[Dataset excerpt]
####################
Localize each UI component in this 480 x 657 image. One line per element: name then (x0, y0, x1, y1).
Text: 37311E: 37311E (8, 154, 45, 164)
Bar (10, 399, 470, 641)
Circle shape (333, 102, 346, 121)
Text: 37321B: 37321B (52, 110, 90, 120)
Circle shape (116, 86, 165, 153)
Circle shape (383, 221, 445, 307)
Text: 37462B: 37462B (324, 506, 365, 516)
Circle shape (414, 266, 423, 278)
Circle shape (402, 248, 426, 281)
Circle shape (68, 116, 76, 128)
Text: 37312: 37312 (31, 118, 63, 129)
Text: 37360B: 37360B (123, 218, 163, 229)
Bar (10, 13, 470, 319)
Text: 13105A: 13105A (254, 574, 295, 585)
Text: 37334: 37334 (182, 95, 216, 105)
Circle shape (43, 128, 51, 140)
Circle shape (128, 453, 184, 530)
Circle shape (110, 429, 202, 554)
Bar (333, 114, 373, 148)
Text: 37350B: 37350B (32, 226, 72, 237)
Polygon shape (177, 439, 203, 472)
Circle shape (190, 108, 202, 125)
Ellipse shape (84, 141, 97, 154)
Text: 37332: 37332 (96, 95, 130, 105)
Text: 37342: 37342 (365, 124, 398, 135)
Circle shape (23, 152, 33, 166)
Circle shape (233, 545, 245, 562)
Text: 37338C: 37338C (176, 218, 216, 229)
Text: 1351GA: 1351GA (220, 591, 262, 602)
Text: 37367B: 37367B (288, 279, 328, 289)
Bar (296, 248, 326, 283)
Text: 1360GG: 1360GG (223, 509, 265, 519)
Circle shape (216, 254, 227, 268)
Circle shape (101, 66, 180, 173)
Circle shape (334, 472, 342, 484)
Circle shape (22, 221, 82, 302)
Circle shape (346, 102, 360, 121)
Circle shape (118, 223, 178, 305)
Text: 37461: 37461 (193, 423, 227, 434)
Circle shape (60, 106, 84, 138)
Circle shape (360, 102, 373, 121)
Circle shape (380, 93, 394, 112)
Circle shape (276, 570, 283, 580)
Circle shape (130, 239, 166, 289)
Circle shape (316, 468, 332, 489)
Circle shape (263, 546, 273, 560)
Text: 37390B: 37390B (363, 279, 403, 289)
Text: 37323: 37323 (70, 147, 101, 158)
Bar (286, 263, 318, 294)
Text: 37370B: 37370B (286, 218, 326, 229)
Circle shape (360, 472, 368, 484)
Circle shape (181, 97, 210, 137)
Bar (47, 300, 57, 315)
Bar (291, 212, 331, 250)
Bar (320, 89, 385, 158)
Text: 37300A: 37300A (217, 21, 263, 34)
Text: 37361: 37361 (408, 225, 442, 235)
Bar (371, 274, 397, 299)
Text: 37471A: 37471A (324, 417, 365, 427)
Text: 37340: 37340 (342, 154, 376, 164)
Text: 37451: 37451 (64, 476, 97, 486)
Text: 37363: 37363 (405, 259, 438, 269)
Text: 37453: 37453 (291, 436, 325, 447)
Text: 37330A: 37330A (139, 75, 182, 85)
####################
**WHAT IS EXPECTED:**
Update the material by changing every "Circle shape" to "Round shape" and keeping everything else the same.

**THE OUTPUT:**
Localize each UI component in this 480 x 657 image. One line per element: name then (x0, y0, x1, y1).
Text: 37311E: 37311E (8, 154, 45, 164)
Bar (10, 399, 470, 641)
Round shape (333, 102, 346, 121)
Text: 37321B: 37321B (52, 110, 90, 120)
Round shape (116, 86, 165, 153)
Round shape (383, 221, 445, 307)
Text: 37462B: 37462B (324, 506, 365, 516)
Round shape (414, 266, 423, 278)
Round shape (402, 248, 426, 281)
Round shape (68, 116, 76, 128)
Text: 37312: 37312 (31, 118, 63, 129)
Text: 37360B: 37360B (123, 218, 163, 229)
Bar (10, 13, 470, 319)
Text: 13105A: 13105A (254, 574, 295, 585)
Text: 37334: 37334 (182, 95, 216, 105)
Round shape (43, 128, 51, 140)
Round shape (128, 453, 184, 530)
Round shape (110, 429, 202, 554)
Bar (333, 114, 373, 148)
Text: 37350B: 37350B (32, 226, 72, 237)
Polygon shape (177, 439, 203, 472)
Round shape (190, 108, 202, 125)
Ellipse shape (84, 141, 97, 154)
Text: 37332: 37332 (96, 95, 130, 105)
Text: 37342: 37342 (365, 124, 398, 135)
Round shape (23, 152, 33, 166)
Round shape (233, 545, 245, 562)
Text: 37338C: 37338C (176, 218, 216, 229)
Text: 1351GA: 1351GA (220, 591, 262, 602)
Text: 37367B: 37367B (288, 279, 328, 289)
Bar (296, 248, 326, 283)
Text: 1360GG: 1360GG (223, 509, 265, 519)
Round shape (216, 254, 227, 268)
Round shape (101, 66, 180, 173)
Round shape (334, 472, 342, 484)
Round shape (22, 221, 82, 302)
Round shape (346, 102, 360, 121)
Round shape (118, 223, 178, 305)
Text: 37461: 37461 (193, 423, 227, 434)
Round shape (60, 106, 84, 138)
Round shape (360, 102, 373, 121)
Round shape (380, 93, 394, 112)
Round shape (276, 570, 283, 580)
Round shape (130, 239, 166, 289)
Round shape (316, 468, 332, 489)
Round shape (263, 546, 273, 560)
Text: 37390B: 37390B (363, 279, 403, 289)
Text: 37323: 37323 (70, 147, 101, 158)
Bar (286, 263, 318, 294)
Text: 37370B: 37370B (286, 218, 326, 229)
Round shape (360, 472, 368, 484)
Round shape (181, 97, 210, 137)
Bar (47, 300, 57, 315)
Bar (291, 212, 331, 250)
Bar (320, 89, 385, 158)
Text: 37300A: 37300A (217, 21, 263, 34)
Text: 37361: 37361 (408, 225, 442, 235)
Bar (371, 274, 397, 299)
Text: 37471A: 37471A (324, 417, 365, 427)
Text: 37340: 37340 (342, 154, 376, 164)
Text: 37451: 37451 (64, 476, 97, 486)
Text: 37363: 37363 (405, 259, 438, 269)
Text: 37453: 37453 (291, 436, 325, 447)
Text: 37330A: 37330A (139, 75, 182, 85)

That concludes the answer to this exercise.